#### WRITTEN REQUEST
Reproduce word for word the part of the resctrl patch description that begins with "From: Tony Luck" and ends after "groups are initialized.".

#### SELECTED EXTRACT

[RFC PATCH 08/17] x86/resctrl: Add initialization hook for Intel PMT events

From: Tony Luck
Date: Mon Mar 03 2025 - 18:36:14 EST


Call the OOBMSM discovery code to find out if there are any
event groups that match unique identifiers understood by resctrl.

Note that initiialzation must happen in two phases because the
OOBMSM VSEC discovery process is not complete at resctrl
"lateinit()" initialization time. So there is an initial hook
that assumes that Intel PMT will exist, called early so that
package scoped domain groups are initialized.

At first mount the remainder of initialization is done. If there
are no Intel PMT events, the package domain lists are removed.

Events for specific systems to be added by a separate patch.

#### LISTED RECORDS
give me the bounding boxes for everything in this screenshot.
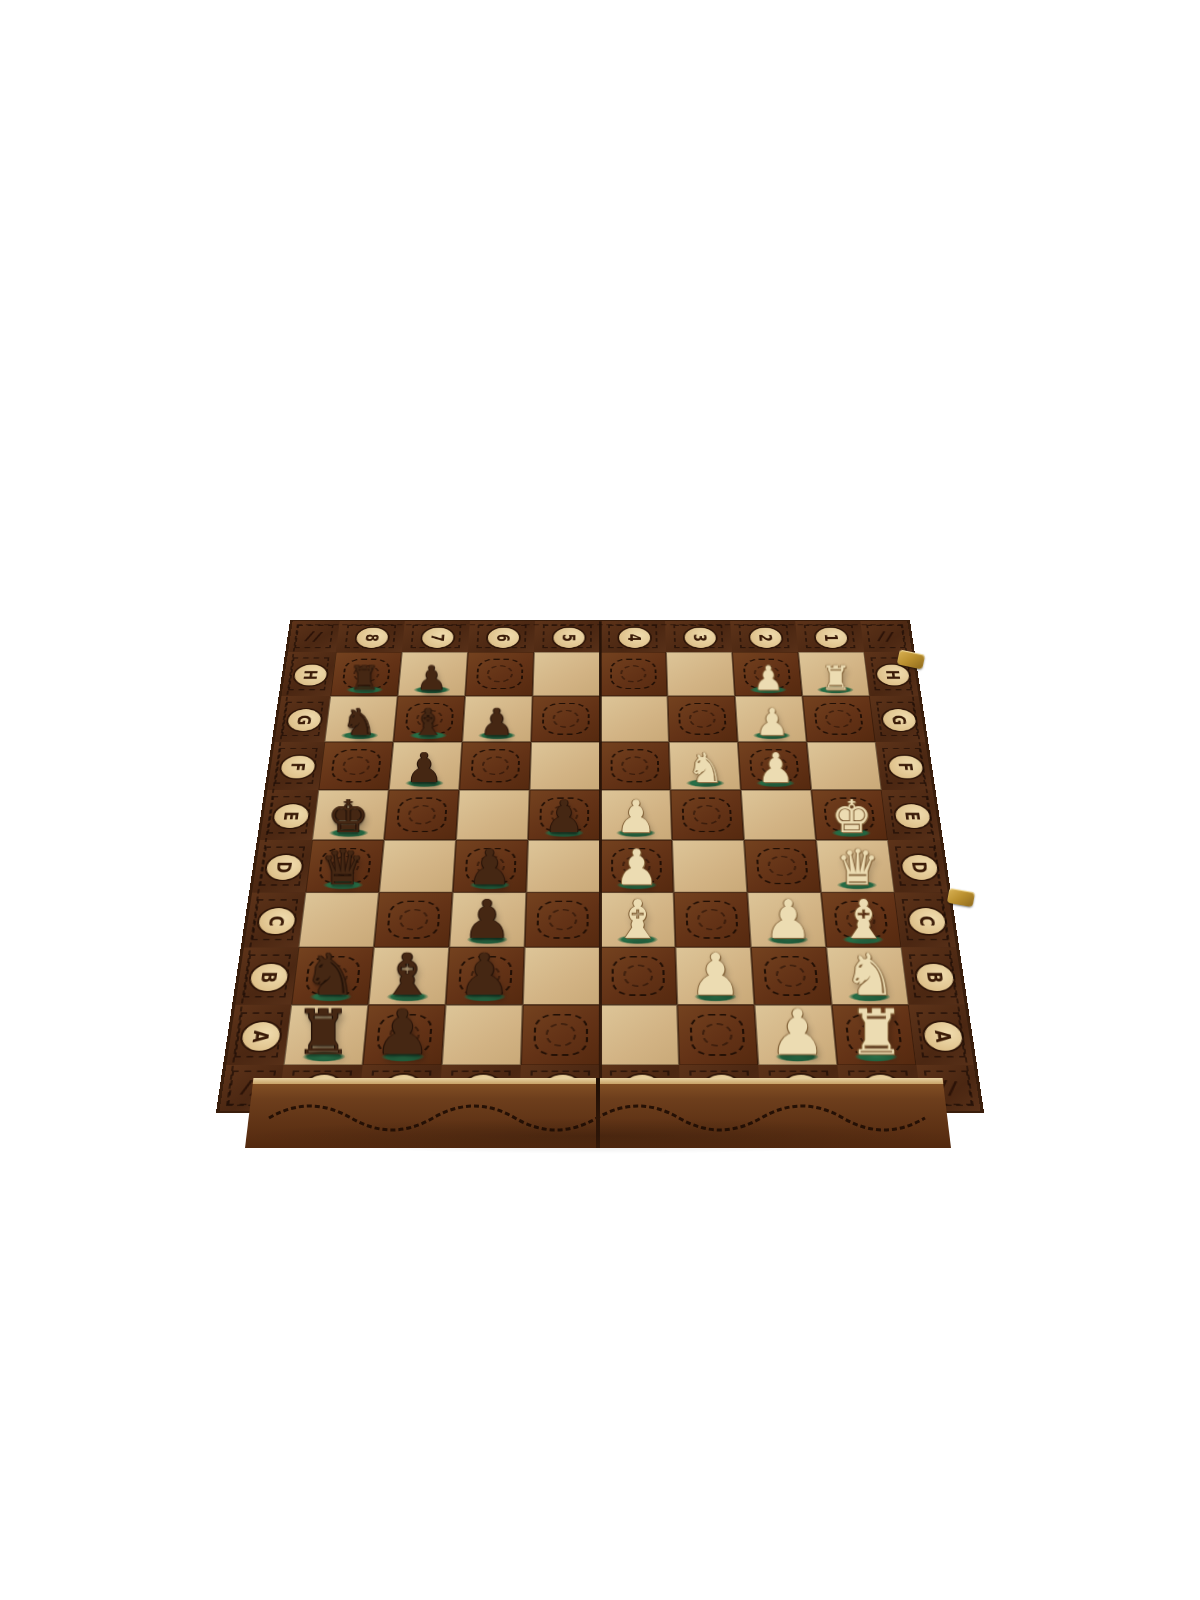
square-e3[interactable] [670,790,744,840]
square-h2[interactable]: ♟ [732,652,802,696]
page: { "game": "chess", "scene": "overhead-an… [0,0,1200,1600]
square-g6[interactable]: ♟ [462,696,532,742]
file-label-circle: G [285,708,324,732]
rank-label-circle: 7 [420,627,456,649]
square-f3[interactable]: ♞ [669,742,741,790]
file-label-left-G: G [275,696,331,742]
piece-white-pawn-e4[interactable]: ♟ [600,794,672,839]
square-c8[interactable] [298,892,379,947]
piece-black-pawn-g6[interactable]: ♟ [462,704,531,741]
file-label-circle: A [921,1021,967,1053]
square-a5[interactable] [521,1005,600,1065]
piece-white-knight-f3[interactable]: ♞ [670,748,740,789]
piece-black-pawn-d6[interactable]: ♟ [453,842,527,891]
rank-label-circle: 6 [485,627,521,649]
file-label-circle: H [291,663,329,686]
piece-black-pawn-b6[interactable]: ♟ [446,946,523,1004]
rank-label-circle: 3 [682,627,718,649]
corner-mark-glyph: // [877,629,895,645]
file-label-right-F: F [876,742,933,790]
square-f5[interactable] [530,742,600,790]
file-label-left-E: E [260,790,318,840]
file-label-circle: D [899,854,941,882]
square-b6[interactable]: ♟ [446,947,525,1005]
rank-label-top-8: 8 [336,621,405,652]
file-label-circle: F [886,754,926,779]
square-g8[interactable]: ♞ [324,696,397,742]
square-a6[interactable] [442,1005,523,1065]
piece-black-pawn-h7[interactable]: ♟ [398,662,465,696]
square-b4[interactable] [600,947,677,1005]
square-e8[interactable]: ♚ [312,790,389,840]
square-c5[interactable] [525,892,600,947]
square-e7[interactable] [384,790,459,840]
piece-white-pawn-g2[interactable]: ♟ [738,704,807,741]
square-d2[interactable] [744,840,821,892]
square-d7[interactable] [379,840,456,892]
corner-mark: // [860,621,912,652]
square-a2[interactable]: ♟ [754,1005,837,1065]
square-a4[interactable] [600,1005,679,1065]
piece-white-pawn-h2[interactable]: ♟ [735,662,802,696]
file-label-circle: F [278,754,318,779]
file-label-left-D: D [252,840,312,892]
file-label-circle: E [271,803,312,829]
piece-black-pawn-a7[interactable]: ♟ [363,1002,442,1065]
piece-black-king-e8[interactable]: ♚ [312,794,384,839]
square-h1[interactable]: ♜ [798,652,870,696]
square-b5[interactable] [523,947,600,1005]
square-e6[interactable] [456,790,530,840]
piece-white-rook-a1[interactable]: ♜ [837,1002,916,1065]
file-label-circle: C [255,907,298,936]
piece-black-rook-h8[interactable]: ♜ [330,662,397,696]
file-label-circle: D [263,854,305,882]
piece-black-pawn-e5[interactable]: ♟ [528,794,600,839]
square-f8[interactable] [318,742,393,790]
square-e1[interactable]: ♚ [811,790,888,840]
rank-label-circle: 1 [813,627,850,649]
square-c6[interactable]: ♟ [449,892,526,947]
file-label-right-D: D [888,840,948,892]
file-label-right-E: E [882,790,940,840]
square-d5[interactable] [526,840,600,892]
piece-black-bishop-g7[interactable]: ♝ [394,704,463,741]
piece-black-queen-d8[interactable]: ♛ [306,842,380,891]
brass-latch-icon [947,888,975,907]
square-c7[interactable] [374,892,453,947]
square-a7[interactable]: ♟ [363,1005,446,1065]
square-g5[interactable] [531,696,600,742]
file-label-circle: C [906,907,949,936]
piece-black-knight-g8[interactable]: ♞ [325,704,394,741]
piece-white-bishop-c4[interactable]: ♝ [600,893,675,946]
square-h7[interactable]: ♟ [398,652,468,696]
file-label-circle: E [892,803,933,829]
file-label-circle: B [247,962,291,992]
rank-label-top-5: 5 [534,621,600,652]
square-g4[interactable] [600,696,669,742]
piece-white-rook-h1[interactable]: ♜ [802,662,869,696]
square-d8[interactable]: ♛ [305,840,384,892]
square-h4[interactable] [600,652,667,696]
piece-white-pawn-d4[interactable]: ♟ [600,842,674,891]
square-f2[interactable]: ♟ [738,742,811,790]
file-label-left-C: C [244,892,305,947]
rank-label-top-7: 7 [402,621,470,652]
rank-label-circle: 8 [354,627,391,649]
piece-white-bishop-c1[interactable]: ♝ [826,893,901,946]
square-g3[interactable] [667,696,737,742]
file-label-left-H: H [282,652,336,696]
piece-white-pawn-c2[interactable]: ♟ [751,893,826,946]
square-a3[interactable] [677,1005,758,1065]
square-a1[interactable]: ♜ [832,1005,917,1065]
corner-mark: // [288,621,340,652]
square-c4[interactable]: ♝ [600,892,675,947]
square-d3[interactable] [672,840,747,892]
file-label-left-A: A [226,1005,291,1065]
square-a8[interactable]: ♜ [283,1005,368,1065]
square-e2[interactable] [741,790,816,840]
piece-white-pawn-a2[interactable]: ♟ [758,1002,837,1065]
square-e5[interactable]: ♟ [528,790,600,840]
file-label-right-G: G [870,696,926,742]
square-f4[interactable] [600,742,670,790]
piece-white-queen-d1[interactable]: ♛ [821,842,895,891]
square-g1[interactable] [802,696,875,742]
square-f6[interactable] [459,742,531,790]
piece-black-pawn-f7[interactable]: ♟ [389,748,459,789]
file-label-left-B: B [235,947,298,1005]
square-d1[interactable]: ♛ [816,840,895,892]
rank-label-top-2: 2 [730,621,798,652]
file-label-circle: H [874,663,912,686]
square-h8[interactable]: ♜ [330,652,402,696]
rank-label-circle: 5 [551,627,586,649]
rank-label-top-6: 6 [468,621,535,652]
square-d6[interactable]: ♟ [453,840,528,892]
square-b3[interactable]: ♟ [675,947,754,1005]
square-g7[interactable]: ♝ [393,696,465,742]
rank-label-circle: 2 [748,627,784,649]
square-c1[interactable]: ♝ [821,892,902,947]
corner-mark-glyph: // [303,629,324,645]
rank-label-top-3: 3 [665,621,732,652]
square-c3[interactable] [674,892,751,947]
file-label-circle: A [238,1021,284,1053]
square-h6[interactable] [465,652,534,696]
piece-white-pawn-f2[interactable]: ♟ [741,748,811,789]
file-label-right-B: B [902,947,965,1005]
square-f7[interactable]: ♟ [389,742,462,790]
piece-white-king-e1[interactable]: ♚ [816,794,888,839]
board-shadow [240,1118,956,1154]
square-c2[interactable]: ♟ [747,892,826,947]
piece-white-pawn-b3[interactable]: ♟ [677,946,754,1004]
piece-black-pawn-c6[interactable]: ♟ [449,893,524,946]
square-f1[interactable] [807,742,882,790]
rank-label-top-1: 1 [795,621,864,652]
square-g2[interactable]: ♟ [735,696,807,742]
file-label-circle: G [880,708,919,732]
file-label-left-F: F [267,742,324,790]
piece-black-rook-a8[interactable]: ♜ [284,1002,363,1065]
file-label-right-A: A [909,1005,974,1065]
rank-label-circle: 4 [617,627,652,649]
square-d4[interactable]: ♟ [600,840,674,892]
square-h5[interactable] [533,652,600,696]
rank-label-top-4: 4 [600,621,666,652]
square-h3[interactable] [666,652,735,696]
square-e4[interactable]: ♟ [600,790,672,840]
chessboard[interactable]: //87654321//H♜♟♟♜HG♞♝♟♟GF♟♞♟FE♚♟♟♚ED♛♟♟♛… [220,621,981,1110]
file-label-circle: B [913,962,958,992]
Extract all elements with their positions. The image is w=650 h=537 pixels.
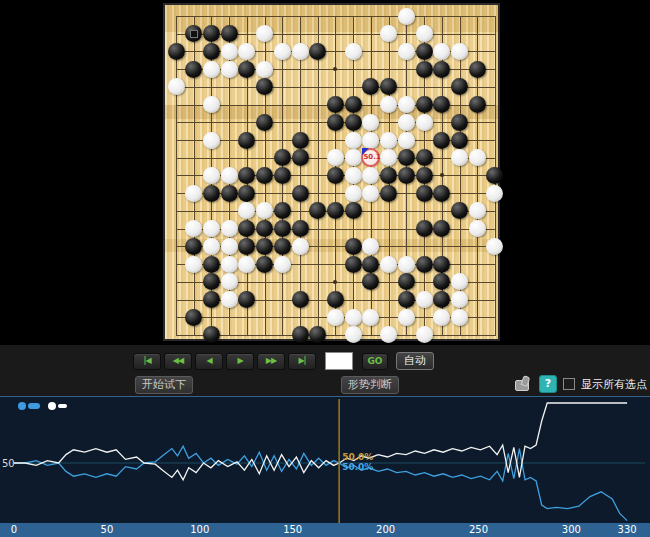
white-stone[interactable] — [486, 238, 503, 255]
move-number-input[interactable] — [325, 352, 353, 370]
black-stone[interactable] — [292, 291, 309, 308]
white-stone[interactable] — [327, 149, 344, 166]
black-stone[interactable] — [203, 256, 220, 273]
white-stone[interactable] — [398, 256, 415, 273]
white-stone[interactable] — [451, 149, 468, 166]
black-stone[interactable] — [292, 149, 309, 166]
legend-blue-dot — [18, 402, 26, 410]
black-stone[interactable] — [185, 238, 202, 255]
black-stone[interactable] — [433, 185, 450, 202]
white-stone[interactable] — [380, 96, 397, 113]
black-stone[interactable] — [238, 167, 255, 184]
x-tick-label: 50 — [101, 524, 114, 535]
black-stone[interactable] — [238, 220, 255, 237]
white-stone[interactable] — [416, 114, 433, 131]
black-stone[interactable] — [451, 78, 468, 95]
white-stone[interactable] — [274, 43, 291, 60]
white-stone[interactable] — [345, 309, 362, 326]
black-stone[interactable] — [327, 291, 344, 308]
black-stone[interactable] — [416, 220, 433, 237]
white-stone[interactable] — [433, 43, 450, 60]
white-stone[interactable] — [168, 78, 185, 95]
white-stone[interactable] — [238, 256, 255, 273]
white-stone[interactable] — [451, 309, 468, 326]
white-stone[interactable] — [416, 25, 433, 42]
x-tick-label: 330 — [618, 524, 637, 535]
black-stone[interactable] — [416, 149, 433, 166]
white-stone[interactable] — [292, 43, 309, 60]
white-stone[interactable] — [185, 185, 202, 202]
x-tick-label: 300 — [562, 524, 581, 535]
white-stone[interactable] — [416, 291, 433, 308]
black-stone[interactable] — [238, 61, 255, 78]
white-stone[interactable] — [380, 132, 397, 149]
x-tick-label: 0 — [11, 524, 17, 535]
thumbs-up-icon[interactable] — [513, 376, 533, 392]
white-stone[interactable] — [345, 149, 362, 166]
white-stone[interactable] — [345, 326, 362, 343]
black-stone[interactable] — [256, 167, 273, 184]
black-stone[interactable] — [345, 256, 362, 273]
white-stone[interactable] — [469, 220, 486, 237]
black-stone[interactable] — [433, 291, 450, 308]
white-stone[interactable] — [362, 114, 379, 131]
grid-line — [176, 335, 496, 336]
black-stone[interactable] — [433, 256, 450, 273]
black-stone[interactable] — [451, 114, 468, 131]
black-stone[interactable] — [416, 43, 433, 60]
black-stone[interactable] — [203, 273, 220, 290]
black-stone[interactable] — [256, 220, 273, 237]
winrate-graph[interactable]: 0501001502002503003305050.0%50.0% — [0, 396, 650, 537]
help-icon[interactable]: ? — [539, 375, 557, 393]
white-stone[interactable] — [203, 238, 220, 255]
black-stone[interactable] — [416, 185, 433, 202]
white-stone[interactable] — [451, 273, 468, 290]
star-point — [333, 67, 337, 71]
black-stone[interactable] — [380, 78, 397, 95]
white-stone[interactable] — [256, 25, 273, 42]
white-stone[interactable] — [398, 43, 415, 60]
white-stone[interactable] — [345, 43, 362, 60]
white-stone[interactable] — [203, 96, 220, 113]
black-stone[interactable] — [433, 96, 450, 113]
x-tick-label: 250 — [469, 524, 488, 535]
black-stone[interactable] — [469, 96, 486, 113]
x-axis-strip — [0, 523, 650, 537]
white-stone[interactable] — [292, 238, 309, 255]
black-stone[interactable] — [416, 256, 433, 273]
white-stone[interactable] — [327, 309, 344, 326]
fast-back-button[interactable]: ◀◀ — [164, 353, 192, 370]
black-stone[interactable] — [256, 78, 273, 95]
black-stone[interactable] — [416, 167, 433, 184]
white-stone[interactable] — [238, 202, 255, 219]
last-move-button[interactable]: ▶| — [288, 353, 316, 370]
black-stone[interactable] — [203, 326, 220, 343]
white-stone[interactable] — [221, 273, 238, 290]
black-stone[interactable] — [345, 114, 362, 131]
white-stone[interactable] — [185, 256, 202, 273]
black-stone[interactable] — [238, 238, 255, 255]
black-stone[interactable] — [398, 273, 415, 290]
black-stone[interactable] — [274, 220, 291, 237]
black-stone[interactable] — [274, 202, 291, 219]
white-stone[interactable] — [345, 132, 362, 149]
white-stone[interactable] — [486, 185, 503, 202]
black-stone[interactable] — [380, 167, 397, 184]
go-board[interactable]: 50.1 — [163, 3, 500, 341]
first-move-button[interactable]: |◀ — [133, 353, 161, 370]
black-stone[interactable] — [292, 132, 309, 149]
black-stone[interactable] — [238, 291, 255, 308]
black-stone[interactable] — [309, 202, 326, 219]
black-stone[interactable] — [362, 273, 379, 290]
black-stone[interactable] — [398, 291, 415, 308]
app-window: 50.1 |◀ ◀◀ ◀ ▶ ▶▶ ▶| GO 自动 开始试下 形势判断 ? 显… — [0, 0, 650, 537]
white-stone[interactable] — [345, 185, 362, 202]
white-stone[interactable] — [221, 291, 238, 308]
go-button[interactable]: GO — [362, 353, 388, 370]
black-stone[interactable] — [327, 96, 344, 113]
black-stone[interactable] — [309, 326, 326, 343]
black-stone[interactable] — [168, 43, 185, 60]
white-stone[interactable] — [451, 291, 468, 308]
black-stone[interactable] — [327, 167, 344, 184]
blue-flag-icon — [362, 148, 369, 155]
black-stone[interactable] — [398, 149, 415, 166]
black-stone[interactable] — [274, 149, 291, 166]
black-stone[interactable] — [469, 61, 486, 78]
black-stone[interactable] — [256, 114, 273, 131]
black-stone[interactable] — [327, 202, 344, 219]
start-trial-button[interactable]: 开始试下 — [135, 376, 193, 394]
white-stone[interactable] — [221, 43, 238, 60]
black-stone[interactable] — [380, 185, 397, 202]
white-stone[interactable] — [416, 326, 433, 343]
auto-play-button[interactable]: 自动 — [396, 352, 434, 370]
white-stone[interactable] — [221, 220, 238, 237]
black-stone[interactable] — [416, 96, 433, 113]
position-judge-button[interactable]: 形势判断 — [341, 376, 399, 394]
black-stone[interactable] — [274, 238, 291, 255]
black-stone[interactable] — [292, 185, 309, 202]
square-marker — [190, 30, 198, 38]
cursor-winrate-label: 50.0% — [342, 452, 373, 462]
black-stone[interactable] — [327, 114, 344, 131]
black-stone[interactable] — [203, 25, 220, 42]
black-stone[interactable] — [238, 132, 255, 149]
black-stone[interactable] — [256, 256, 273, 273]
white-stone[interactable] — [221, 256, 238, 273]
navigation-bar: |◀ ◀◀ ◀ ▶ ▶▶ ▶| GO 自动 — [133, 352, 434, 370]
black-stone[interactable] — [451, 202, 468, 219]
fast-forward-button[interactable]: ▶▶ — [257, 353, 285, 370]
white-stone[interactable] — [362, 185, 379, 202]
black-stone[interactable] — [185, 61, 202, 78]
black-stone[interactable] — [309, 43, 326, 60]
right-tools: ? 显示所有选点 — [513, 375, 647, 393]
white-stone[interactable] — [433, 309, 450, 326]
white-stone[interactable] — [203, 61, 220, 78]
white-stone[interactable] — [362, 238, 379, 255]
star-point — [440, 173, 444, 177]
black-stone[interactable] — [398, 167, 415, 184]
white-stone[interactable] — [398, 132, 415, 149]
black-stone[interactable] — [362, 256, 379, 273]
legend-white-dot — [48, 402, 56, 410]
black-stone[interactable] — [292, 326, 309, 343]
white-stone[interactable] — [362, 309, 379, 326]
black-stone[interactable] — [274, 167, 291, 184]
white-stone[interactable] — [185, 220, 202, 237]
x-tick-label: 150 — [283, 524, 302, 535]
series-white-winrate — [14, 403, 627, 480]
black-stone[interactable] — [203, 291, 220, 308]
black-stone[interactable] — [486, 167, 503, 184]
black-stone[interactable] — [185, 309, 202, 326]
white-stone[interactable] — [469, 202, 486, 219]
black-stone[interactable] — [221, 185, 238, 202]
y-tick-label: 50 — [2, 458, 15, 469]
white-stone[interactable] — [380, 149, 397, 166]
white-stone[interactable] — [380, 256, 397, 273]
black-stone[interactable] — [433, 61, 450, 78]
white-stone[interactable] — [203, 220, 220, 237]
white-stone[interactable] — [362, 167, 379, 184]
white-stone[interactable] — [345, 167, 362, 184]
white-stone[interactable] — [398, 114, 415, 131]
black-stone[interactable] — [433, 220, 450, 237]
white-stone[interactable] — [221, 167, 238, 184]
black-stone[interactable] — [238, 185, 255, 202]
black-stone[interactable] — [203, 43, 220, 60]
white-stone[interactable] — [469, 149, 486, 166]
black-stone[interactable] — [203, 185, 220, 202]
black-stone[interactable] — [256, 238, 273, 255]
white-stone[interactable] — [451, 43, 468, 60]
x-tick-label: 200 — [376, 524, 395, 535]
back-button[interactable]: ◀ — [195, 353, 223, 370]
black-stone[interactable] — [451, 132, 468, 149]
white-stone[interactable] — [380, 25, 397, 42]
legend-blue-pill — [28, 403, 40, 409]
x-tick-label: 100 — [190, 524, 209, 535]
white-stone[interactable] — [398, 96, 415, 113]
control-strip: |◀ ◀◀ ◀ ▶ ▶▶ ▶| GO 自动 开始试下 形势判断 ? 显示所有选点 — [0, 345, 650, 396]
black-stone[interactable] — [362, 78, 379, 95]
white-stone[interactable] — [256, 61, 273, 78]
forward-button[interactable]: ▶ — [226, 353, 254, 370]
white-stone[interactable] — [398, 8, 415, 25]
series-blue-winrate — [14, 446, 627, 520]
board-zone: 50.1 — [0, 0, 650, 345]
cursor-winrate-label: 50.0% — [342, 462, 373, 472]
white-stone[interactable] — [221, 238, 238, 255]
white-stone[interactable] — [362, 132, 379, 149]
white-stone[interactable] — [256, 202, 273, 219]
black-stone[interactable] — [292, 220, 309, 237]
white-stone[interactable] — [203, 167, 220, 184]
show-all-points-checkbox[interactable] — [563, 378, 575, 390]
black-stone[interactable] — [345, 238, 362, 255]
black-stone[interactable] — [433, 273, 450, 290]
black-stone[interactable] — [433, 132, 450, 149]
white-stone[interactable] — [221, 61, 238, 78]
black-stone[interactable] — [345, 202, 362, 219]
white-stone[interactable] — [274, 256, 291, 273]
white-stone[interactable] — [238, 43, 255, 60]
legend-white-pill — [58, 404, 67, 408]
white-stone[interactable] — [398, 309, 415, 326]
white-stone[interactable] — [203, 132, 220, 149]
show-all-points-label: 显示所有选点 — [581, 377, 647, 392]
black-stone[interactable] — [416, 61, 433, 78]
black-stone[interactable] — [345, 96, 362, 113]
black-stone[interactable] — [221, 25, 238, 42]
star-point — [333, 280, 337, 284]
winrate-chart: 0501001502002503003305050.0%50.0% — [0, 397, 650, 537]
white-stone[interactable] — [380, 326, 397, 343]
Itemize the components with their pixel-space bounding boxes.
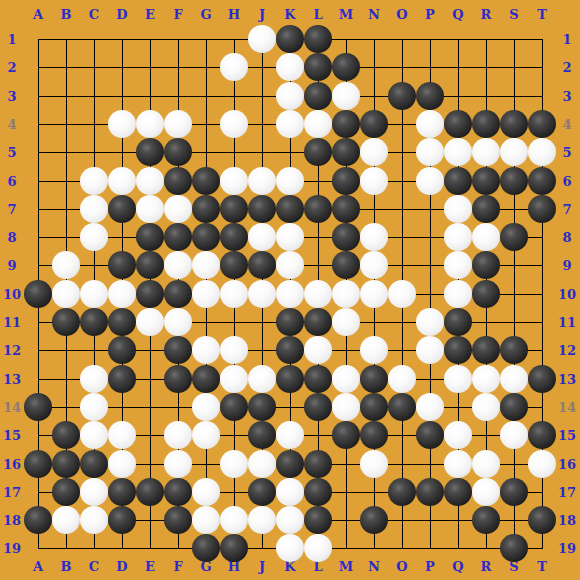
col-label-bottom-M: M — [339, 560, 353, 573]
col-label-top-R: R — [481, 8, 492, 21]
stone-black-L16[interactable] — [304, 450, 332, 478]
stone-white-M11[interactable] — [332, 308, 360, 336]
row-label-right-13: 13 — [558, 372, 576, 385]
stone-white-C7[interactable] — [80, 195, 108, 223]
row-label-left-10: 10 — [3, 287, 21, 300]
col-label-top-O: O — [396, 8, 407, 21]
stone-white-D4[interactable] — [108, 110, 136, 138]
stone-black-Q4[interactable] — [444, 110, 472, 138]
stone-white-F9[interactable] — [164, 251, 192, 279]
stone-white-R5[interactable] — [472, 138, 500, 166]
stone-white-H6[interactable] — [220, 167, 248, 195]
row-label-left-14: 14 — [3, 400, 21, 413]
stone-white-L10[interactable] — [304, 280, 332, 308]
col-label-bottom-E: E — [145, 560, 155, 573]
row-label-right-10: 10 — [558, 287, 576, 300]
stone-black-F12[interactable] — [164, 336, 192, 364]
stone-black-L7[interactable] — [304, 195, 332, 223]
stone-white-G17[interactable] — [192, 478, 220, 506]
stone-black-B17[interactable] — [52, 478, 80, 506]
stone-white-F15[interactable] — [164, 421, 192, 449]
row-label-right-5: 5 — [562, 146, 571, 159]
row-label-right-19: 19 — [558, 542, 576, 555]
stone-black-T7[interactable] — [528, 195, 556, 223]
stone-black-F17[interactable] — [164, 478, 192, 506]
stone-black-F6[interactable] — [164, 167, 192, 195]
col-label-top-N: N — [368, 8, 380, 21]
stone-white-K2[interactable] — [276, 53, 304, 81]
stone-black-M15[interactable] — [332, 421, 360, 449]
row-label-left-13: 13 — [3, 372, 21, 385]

#### SOLVED EXERCISE
From: Tony Luck
Date: Mon Mar 03 2025 - 18:36:14 EST


Call the OOBMSM discovery code to find out if there are any
event groups that match unique identifiers understood by resctrl.

Note that initiialzation must happen in two phases because the
OOBMSM VSEC discovery process is not complete at resctrl
"lateinit()" initialization time. So there is an initial hook
that assumes that Intel PMT will exist, called early so that
package scoped domain groups are initialized.